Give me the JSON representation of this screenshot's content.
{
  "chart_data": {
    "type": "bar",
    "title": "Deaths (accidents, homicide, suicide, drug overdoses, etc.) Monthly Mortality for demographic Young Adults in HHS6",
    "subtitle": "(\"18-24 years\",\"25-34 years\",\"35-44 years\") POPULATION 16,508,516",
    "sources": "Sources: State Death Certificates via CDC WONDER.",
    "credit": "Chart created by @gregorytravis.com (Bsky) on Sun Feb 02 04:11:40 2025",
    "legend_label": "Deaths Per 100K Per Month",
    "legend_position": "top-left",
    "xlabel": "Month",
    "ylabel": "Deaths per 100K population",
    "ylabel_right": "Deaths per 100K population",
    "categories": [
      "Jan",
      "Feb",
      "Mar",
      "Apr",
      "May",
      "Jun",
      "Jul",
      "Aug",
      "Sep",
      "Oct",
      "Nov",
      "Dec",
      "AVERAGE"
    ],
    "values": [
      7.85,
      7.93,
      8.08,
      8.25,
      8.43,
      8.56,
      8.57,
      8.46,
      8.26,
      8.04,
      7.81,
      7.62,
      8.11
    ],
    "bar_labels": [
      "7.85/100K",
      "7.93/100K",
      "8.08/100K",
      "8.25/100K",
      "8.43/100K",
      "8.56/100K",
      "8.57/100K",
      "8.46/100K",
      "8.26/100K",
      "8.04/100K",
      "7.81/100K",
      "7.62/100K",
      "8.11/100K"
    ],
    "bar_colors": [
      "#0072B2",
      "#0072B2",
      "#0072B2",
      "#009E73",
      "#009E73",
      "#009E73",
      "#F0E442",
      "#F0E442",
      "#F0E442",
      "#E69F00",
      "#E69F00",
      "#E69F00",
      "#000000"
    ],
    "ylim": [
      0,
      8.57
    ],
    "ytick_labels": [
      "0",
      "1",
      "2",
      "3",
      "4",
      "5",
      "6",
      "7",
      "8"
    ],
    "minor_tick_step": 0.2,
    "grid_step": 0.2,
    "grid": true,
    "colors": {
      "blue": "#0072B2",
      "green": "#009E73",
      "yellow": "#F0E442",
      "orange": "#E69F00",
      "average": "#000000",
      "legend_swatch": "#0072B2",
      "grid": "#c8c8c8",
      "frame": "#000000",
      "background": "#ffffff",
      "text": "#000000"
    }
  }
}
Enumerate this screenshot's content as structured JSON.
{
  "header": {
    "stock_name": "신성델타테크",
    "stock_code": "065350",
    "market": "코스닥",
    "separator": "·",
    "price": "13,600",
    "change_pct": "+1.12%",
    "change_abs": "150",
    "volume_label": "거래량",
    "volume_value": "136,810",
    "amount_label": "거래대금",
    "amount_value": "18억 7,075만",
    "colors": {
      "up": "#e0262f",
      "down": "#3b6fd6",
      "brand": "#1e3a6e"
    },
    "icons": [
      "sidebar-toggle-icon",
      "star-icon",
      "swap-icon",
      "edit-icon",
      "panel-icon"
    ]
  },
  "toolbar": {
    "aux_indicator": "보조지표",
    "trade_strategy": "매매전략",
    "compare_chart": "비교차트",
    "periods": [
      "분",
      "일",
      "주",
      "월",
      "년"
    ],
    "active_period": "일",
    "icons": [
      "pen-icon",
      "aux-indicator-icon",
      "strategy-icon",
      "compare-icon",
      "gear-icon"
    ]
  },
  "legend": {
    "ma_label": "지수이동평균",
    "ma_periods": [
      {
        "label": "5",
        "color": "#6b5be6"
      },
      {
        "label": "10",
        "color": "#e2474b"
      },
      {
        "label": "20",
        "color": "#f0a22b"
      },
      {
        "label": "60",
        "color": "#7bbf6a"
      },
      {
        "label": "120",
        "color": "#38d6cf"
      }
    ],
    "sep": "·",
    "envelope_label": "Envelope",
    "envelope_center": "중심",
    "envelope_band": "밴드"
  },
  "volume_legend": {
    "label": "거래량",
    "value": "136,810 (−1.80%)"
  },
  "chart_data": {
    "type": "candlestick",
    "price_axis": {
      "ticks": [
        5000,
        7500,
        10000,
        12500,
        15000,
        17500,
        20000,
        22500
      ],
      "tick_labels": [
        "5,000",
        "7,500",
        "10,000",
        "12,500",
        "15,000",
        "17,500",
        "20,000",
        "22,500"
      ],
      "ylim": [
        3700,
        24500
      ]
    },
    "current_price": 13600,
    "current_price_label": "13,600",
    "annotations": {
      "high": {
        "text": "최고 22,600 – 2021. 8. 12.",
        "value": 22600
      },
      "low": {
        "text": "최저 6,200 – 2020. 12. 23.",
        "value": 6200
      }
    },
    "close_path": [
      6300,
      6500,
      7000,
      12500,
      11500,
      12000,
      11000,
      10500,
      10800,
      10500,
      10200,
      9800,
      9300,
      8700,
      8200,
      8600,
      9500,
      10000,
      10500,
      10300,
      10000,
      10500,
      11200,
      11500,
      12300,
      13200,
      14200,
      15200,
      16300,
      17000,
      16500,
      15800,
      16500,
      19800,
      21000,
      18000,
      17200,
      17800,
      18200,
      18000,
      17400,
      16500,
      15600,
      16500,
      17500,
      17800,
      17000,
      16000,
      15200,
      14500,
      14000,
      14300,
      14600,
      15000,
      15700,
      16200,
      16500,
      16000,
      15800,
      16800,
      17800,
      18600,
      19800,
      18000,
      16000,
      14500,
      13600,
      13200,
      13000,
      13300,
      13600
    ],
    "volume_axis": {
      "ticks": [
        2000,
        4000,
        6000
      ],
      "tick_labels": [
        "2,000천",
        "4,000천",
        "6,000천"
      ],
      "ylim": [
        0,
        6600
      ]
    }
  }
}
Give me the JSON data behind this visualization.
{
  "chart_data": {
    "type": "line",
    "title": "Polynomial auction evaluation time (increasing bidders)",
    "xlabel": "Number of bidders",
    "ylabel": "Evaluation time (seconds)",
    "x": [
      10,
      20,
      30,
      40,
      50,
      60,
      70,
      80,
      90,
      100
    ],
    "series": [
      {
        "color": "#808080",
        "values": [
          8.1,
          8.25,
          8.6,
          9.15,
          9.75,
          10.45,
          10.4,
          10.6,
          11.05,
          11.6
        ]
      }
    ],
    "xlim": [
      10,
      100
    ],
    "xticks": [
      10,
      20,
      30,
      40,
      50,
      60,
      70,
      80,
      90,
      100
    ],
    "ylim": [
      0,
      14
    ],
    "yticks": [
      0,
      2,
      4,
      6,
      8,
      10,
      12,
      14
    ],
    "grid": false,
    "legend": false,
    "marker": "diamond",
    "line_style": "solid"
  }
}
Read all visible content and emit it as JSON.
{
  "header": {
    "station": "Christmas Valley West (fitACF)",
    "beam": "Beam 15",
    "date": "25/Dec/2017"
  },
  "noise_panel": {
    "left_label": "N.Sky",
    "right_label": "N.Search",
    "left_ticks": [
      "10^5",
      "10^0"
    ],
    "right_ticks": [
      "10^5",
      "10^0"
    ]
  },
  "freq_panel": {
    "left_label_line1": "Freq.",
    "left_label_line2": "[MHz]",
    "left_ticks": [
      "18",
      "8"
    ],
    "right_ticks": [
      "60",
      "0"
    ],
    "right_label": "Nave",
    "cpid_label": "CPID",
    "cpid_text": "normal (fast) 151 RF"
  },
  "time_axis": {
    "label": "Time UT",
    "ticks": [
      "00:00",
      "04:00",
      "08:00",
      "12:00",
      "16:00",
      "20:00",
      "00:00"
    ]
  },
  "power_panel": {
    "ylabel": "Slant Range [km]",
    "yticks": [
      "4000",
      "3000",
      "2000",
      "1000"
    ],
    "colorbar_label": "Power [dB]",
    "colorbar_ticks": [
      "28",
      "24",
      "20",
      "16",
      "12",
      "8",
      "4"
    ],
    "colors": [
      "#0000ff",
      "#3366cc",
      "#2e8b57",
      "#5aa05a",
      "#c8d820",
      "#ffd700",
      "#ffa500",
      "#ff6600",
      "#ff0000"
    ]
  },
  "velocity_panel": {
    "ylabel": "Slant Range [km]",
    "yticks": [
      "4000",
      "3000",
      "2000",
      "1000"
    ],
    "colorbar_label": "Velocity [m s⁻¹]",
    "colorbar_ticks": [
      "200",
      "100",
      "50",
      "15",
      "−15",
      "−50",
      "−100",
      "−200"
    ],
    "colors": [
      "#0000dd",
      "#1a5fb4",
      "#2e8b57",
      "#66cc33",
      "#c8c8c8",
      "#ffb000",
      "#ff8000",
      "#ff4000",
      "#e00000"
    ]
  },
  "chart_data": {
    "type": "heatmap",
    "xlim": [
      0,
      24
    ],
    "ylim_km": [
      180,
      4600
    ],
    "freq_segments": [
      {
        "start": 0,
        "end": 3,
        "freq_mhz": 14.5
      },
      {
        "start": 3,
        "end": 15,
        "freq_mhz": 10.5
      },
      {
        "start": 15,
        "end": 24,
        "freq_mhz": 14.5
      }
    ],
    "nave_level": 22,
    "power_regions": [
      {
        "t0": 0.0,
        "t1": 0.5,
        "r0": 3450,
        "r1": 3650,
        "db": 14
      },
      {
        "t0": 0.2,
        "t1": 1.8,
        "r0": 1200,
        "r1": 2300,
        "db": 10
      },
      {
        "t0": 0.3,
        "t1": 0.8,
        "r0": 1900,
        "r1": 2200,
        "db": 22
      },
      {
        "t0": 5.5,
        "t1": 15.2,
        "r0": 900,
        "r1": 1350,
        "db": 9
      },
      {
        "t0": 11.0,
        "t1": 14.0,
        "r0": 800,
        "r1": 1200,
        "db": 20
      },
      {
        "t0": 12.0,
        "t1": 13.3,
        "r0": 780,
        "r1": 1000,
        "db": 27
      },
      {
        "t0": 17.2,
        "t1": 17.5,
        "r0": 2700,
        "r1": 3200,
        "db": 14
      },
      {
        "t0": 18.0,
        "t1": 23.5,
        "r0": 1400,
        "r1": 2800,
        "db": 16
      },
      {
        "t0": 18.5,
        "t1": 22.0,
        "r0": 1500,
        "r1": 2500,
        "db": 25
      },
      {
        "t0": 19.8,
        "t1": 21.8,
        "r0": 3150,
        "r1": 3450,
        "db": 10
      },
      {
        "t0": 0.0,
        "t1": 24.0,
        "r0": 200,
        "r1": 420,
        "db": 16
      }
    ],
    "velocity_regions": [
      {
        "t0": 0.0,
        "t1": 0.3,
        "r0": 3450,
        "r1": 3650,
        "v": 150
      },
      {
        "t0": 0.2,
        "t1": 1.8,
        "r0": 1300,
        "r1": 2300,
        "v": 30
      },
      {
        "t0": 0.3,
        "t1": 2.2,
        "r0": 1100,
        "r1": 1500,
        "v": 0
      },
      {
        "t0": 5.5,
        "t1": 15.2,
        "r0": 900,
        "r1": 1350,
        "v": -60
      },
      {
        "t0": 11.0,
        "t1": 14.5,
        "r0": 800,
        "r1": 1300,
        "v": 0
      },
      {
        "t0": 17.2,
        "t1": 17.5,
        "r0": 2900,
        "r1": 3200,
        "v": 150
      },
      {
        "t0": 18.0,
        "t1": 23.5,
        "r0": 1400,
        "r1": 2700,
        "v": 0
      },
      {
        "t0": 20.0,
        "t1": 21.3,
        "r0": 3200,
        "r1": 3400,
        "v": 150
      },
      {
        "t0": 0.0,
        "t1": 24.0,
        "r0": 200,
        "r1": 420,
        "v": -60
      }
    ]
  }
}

* **Written instruction**
Reproduce each line holding the word "content".

* **Final result**
Give me the JSON representation of this screenshot's content.
Enumerate this screenshot's content as structured JSON.
Read all visible content and emit it as JSON.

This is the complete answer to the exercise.